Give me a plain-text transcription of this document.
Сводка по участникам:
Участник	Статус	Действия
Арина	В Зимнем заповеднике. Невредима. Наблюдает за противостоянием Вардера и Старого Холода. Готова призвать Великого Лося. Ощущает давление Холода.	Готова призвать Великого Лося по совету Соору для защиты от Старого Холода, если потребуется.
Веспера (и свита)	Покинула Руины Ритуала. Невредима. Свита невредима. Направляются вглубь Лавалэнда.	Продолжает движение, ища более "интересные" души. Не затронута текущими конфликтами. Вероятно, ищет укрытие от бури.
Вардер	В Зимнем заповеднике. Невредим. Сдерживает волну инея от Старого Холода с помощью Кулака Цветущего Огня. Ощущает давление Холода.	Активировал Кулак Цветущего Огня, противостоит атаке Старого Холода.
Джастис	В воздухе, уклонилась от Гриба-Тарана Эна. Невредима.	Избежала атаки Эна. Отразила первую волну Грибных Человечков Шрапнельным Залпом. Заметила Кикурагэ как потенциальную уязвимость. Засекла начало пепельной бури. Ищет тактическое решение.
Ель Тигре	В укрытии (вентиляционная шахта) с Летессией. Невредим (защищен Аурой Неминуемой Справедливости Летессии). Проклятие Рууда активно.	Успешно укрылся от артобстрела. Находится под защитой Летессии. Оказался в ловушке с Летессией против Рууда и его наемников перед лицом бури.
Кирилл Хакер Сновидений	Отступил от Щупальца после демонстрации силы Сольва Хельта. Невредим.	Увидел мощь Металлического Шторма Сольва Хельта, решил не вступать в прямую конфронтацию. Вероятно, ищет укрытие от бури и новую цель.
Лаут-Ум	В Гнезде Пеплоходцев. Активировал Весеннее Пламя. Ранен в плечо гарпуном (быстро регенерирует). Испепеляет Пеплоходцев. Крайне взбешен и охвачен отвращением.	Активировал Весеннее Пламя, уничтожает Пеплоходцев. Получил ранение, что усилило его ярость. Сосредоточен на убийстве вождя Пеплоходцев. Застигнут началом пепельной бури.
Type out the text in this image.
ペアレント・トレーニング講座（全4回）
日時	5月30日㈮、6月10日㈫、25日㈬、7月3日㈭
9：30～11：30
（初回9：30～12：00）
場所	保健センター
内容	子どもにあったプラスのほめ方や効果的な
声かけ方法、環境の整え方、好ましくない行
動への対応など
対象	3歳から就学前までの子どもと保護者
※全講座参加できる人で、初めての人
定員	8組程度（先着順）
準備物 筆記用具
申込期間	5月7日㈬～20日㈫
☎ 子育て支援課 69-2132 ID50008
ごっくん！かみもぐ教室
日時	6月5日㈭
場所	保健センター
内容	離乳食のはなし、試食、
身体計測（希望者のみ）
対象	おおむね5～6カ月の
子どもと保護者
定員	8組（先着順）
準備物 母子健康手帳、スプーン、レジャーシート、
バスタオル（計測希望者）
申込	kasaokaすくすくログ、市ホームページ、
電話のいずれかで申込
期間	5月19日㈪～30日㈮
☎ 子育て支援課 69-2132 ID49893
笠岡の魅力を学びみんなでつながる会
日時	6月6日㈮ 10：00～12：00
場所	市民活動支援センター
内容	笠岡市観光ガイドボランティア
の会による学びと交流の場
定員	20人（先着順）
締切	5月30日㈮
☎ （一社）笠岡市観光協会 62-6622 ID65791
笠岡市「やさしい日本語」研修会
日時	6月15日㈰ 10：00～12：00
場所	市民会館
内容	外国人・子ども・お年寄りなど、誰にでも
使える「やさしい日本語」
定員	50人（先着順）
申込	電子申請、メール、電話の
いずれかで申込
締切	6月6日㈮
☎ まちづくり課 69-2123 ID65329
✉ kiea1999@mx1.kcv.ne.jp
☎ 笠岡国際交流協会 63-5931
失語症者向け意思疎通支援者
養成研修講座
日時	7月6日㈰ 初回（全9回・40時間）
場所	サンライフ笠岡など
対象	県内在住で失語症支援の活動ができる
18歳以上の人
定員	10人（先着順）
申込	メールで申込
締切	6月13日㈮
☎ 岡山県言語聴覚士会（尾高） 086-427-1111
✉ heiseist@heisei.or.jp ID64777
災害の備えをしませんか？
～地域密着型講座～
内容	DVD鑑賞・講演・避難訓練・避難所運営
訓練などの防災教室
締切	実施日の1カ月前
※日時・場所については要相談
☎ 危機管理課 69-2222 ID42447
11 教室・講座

--

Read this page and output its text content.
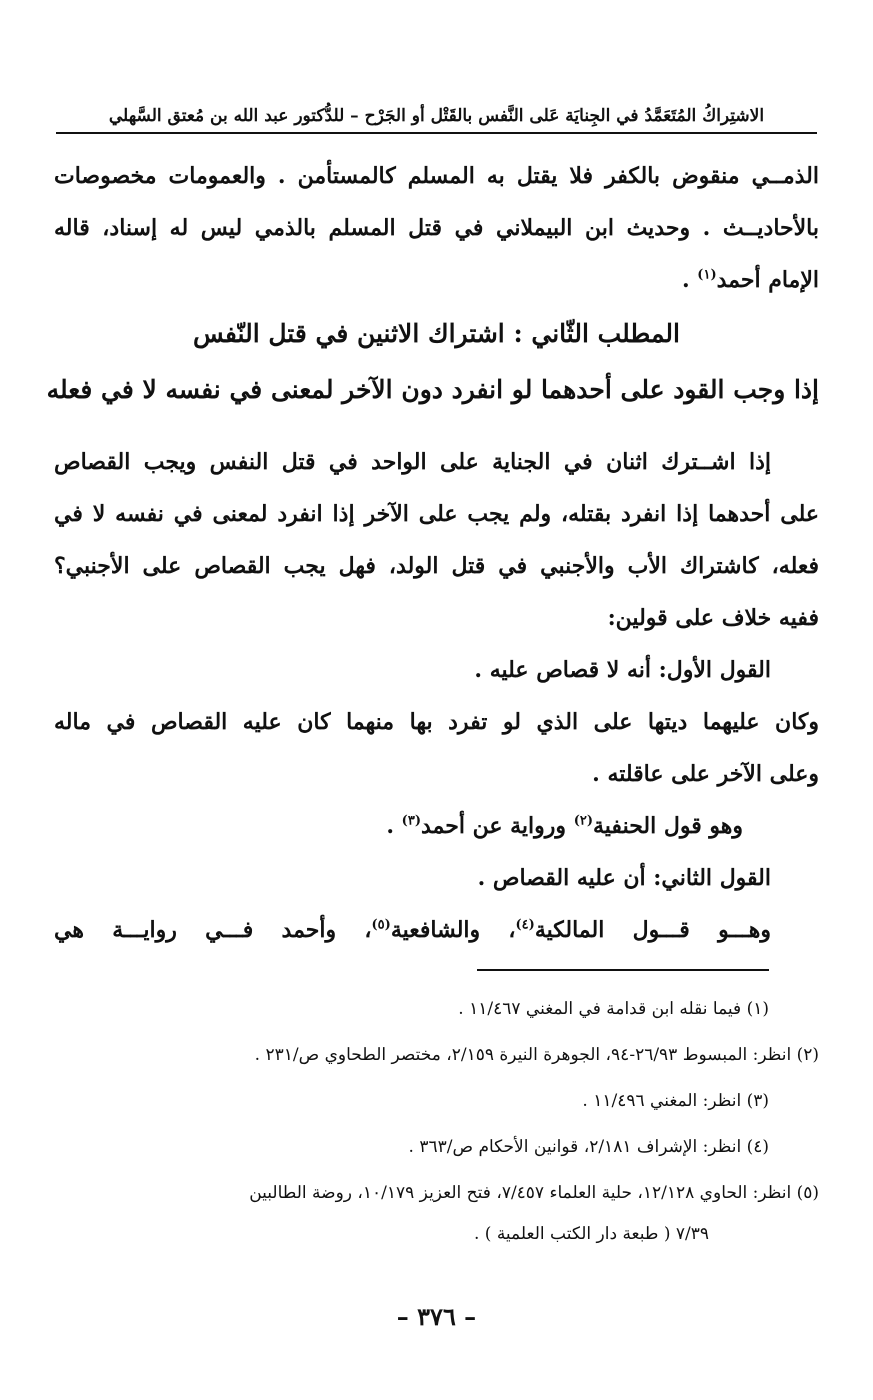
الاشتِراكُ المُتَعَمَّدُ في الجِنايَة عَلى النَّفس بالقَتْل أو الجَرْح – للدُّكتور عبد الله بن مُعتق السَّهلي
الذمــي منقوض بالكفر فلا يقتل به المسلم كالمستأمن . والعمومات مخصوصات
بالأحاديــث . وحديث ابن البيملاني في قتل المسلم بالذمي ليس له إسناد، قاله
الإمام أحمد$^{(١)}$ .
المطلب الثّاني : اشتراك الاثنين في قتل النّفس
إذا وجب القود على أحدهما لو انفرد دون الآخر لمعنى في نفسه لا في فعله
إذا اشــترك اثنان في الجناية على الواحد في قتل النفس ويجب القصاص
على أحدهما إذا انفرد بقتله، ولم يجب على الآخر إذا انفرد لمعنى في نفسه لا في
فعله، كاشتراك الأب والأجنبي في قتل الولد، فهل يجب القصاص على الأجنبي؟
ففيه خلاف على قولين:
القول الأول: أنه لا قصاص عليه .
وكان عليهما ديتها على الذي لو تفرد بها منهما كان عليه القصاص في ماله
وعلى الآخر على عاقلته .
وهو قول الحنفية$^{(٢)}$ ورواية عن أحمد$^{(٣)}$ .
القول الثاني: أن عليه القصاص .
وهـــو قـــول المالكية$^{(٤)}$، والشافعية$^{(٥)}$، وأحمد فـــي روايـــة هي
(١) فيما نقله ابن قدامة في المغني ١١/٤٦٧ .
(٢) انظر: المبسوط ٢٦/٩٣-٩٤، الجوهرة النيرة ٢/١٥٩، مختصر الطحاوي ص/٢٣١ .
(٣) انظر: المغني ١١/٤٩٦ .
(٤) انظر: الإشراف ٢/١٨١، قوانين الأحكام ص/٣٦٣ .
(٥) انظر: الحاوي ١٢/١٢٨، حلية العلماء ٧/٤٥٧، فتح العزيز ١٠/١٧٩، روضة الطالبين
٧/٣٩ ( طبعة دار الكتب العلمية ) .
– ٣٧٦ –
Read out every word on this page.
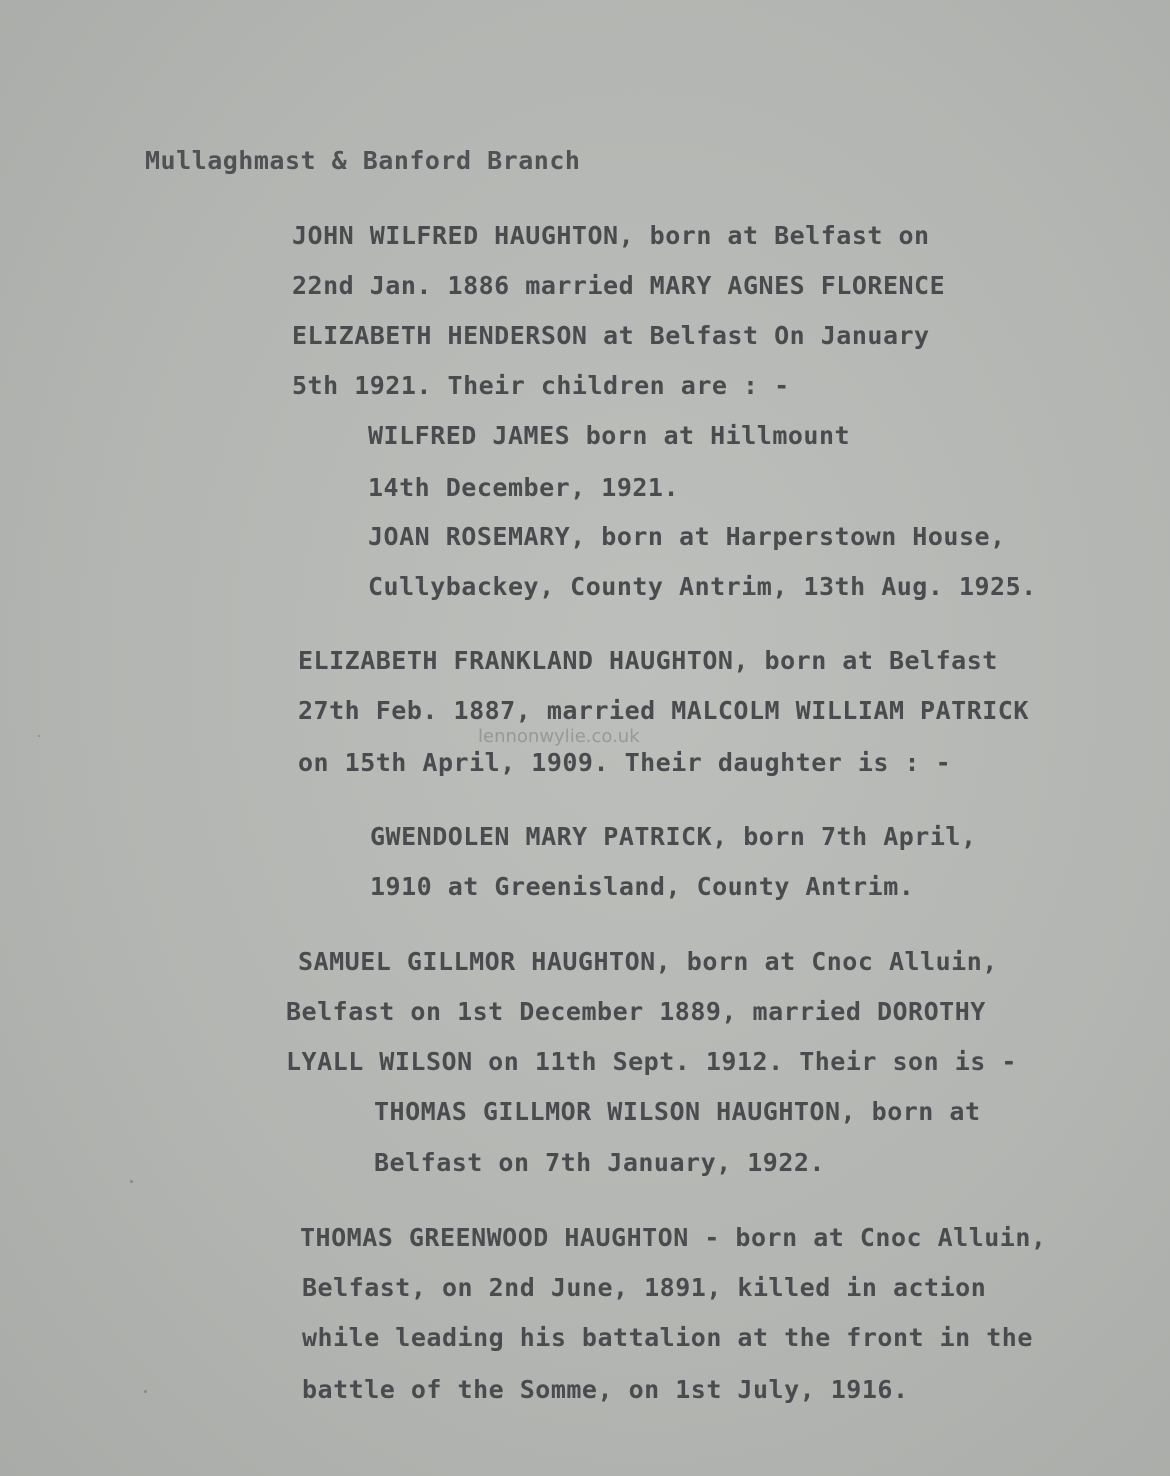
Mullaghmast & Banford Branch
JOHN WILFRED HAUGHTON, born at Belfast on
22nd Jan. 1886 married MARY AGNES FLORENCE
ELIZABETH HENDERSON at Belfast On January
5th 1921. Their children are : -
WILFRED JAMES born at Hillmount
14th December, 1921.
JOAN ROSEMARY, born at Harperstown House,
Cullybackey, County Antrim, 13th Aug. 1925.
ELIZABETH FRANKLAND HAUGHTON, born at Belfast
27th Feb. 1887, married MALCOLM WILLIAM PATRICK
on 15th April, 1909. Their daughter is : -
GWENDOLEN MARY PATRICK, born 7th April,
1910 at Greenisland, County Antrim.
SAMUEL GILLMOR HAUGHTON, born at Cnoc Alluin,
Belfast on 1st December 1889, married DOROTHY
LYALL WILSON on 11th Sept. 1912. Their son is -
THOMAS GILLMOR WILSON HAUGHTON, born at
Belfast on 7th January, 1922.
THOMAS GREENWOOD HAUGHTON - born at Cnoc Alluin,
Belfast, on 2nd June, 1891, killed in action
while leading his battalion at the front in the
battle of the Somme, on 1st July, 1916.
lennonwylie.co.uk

--

Exercise: The required output is the number of lines containing the word "укрытие", and nothing besides.

Response to the exercise: 2